Task goal.
Please quote every line word for word.

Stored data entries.

========

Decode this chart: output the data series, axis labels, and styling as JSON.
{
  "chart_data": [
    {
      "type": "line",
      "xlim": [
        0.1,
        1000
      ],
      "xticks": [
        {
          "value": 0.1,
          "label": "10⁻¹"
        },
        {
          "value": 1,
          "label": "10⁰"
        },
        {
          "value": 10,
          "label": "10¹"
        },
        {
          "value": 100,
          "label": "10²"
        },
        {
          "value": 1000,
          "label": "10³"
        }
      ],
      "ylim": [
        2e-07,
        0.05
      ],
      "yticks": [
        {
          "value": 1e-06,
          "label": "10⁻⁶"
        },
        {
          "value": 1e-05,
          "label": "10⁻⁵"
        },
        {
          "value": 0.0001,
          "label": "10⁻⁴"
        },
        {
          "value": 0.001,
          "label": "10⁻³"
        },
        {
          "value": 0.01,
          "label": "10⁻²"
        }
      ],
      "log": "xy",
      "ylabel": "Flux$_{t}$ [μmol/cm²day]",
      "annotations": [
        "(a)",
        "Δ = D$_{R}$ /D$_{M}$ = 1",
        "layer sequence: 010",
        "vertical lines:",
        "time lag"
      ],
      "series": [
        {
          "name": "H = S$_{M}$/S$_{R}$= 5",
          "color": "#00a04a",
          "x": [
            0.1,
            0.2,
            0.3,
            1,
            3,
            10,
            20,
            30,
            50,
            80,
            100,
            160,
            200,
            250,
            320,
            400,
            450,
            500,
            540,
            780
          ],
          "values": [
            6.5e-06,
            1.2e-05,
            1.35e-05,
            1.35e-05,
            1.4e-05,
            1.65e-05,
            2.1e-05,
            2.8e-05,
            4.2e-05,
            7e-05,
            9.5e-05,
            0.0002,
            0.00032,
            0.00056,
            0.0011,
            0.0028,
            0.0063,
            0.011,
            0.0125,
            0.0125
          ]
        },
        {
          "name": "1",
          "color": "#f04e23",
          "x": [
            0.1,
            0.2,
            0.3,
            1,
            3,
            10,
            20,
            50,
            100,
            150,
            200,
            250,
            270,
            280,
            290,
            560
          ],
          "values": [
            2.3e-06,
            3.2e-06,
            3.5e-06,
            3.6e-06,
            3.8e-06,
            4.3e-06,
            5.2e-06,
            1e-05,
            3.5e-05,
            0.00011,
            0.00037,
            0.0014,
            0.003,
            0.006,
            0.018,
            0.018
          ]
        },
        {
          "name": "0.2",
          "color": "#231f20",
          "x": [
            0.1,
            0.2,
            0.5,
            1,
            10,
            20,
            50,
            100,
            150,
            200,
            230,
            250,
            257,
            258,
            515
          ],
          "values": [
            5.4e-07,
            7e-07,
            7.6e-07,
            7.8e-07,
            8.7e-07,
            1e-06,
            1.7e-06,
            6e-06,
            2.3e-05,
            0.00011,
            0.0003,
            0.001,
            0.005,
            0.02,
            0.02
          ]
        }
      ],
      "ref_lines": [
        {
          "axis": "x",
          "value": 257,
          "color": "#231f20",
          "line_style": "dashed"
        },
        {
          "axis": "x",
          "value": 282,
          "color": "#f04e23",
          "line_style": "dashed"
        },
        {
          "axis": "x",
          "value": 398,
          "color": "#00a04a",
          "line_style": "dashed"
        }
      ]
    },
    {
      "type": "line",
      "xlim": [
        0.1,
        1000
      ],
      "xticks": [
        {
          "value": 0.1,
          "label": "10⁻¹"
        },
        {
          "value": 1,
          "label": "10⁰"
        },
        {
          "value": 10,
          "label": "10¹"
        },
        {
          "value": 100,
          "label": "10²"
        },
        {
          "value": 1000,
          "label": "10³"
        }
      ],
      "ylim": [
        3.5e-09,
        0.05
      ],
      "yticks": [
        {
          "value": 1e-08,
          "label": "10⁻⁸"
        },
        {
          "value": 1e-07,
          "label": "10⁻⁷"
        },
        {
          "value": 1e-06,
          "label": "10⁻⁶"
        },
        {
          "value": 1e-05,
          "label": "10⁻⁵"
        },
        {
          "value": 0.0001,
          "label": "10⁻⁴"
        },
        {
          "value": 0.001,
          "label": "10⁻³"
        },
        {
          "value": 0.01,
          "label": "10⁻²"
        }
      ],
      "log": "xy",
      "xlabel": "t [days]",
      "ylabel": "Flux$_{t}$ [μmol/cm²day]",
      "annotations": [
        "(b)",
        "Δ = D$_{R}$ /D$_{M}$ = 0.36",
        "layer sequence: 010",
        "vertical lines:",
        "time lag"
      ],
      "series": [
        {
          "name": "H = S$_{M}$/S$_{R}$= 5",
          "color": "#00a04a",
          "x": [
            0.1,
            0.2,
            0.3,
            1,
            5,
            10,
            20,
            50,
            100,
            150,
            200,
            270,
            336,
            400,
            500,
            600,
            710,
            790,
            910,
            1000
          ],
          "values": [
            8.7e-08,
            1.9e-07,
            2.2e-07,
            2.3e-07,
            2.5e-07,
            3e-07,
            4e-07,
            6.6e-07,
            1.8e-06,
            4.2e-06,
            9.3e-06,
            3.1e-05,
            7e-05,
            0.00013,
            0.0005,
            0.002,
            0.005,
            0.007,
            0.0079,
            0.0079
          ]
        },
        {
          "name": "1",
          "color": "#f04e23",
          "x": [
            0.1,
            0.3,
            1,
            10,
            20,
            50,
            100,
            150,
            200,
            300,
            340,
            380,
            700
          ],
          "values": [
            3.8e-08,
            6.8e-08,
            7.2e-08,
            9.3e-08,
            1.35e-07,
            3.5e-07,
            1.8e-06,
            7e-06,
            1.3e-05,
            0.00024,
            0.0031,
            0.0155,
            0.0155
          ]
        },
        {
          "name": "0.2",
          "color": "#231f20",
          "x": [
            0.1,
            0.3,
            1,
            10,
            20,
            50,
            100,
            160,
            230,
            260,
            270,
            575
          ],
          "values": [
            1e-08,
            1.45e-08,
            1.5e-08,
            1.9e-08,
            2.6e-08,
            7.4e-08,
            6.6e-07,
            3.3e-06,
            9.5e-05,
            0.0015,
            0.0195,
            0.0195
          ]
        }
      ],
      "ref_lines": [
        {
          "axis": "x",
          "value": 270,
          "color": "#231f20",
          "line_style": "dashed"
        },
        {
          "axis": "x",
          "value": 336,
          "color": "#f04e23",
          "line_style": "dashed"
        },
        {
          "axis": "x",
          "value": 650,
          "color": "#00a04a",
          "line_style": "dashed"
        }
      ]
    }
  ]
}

========

Final result.
Decode this chart: output the data series, axis labels, and styling as JSON.
{
  "chart_data": [
    {
      "type": "line",
      "xlim": [
        0.1,
        1000
      ],
      "xticks": [
        {
          "value": 0.1,
          "label": "10⁻¹"
        },
        {
          "value": 1,
          "label": "10⁰"
        },
        {
          "value": 10,
          "label": "10¹"
        },
        {
          "value": 100,
          "label": "10²"
        },
        {
          "value": 1000,
          "label": "10³"
        }
      ],
      "ylim": [
        2e-07,
        0.05
      ],
      "yticks": [
        {
          "value": 1e-06,
          "label": "10⁻⁶"
        },
        {
          "value": 1e-05,
          "label": "10⁻⁵"
        },
        {
          "value": 0.0001,
          "label": "10⁻⁴"
        },
        {
          "value": 0.001,
          "label": "10⁻³"
        },
        {
          "value": 0.01,
          "label": "10⁻²"
        }
      ],
      "log": "xy",
      "ylabel": "Flux$_{t}$ [μmol/cm²day]",
      "annotations": [
        "(a)",
        "Δ = D$_{R}$ /D$_{M}$ = 1",
        "layer sequence: 010",
        "vertical lines:",
        "time lag"
      ],
      "series": [
        {
          "name": "H = S$_{M}$/S$_{R}$= 5",
          "color": "#00a04a",
          "x": [
            0.1,
            0.2,
            0.3,
            1,
            3,
            10,
            20,
            30,
            50,
            80,
            100,
            160,
            200,
            250,
            320,
            400,
            450,
            500,
            540,
            780
          ],
          "values": [
            6.5e-06,
            1.2e-05,
            1.35e-05,
            1.35e-05,
            1.4e-05,
            1.65e-05,
            2.1e-05,
            2.8e-05,
            4.2e-05,
            7e-05,
            9.5e-05,
            0.0002,
            0.00032,
            0.00056,
            0.0011,
            0.0028,
            0.0063,
            0.011,
            0.0125,
            0.0125
          ]
        },
        {
          "name": "1",
          "color": "#f04e23",
          "x": [
            0.1,
            0.2,
            0.3,
            1,
            3,
            10,
            20,
            50,
            100,
            150,
            200,
            250,
            270,
            280,
            290,
            560
          ],
          "values": [
            2.3e-06,
            3.2e-06,
            3.5e-06,
            3.6e-06,
            3.8e-06,
            4.3e-06,
            5.2e-06,
            1e-05,
            3.5e-05,
            0.00011,
            0.00037,
            0.0014,
            0.003,
            0.006,
            0.018,
            0.018
          ]
        },
        {
          "name": "0.2",
          "color": "#231f20",
          "x": [
            0.1,
            0.2,
            0.5,
            1,
            10,
            20,
            50,
            100,
            150,
            200,
            230,
            250,
            257,
            258,
            515
          ],
          "values": [
            5.4e-07,
            7e-07,
            7.6e-07,
            7.8e-07,
            8.7e-07,
            1e-06,
            1.7e-06,
            6e-06,
            2.3e-05,
            0.00011,
            0.0003,
            0.001,
            0.005,
            0.02,
            0.02
          ]
        }
      ],
      "ref_lines": [
        {
          "axis": "x",
          "value": 257,
          "color": "#231f20",
          "line_style": "dashed"
        },
        {
          "axis": "x",
          "value": 282,
          "color": "#f04e23",
          "line_style": "dashed"
        },
        {
          "axis": "x",
          "value": 398,
          "color": "#00a04a",
          "line_style": "dashed"
        }
      ]
    },
    {
      "type": "line",
      "xlim": [
        0.1,
        1000
      ],
      "xticks": [
        {
          "value": 0.1,
          "label": "10⁻¹"
        },
        {
          "value": 1,
          "label": "10⁰"
        },
        {
          "value": 10,
          "label": "10¹"
        },
        {
          "value": 100,
          "label": "10²"
        },
        {
          "value": 1000,
          "label": "10³"
        }
      ],
      "ylim": [
        3.5e-09,
        0.05
      ],
      "yticks": [
        {
          "value": 1e-08,
          "label": "10⁻⁸"
        },
        {
          "value": 1e-07,
          "label": "10⁻⁷"
        },
        {
          "value": 1e-06,
          "label": "10⁻⁶"
        },
        {
          "value": 1e-05,
          "label": "10⁻⁵"
        },
        {
          "value": 0.0001,
          "label": "10⁻⁴"
        },
        {
          "value": 0.001,
          "label": "10⁻³"
        },
        {
          "value": 0.01,
          "label": "10⁻²"
        }
      ],
      "log": "xy",
      "xlabel": "t [days]",
      "ylabel": "Flux$_{t}$ [μmol/cm²day]",
      "annotations": [
        "(b)",
        "Δ = D$_{R}$ /D$_{M}$ = 0.36",
        "layer sequence: 010",
        "vertical lines:",
        "time lag"
      ],
      "series": [
        {
          "name": "H = S$_{M}$/S$_{R}$= 5",
          "color": "#00a04a",
          "x": [
            0.1,
            0.2,
            0.3,
            1,
            5,
            10,
            20,
            50,
            100,
            150,
            200,
            270,
            336,
            400,
            500,
            600,
            710,
            790,
            910,
            1000
          ],
          "values": [
            8.7e-08,
            1.9e-07,
            2.2e-07,
            2.3e-07,
            2.5e-07,
            3e-07,
            4e-07,
            6.6e-07,
            1.8e-06,
            4.2e-06,
            9.3e-06,
            3.1e-05,
            7e-05,
            0.00013,
            0.0005,
            0.002,
            0.005,
            0.007,
            0.0079,
            0.0079
          ]
        },
        {
          "name": "1",
          "color": "#f04e23",
          "x": [
            0.1,
            0.3,
            1,
            10,
            20,
            50,
            100,
            150,
            200,
            300,
            340,
            380,
            700
          ],
          "values": [
            3.8e-08,
            6.8e-08,
            7.2e-08,
            9.3e-08,
            1.35e-07,
            3.5e-07,
            1.8e-06,
            7e-06,
            1.3e-05,
            0.00024,
            0.0031,
            0.0155,
            0.0155
          ]
        },
        {
          "name": "0.2",
          "color": "#231f20",
          "x": [
            0.1,
            0.3,
            1,
            10,
            20,
            50,
            100,
            160,
            230,
            260,
            270,
            575
          ],
          "values": [
            1e-08,
            1.45e-08,
            1.5e-08,
            1.9e-08,
            2.6e-08,
            7.4e-08,
            6.6e-07,
            3.3e-06,
            9.5e-05,
            0.0015,
            0.0195,
            0.0195
          ]
        }
      ],
      "ref_lines": [
        {
          "axis": "x",
          "value": 270,
          "color": "#231f20",
          "line_style": "dashed"
        },
        {
          "axis": "x",
          "value": 336,
          "color": "#f04e23",
          "line_style": "dashed"
        },
        {
          "axis": "x",
          "value": 650,
          "color": "#00a04a",
          "line_style": "dashed"
        }
      ]
    }
  ]
}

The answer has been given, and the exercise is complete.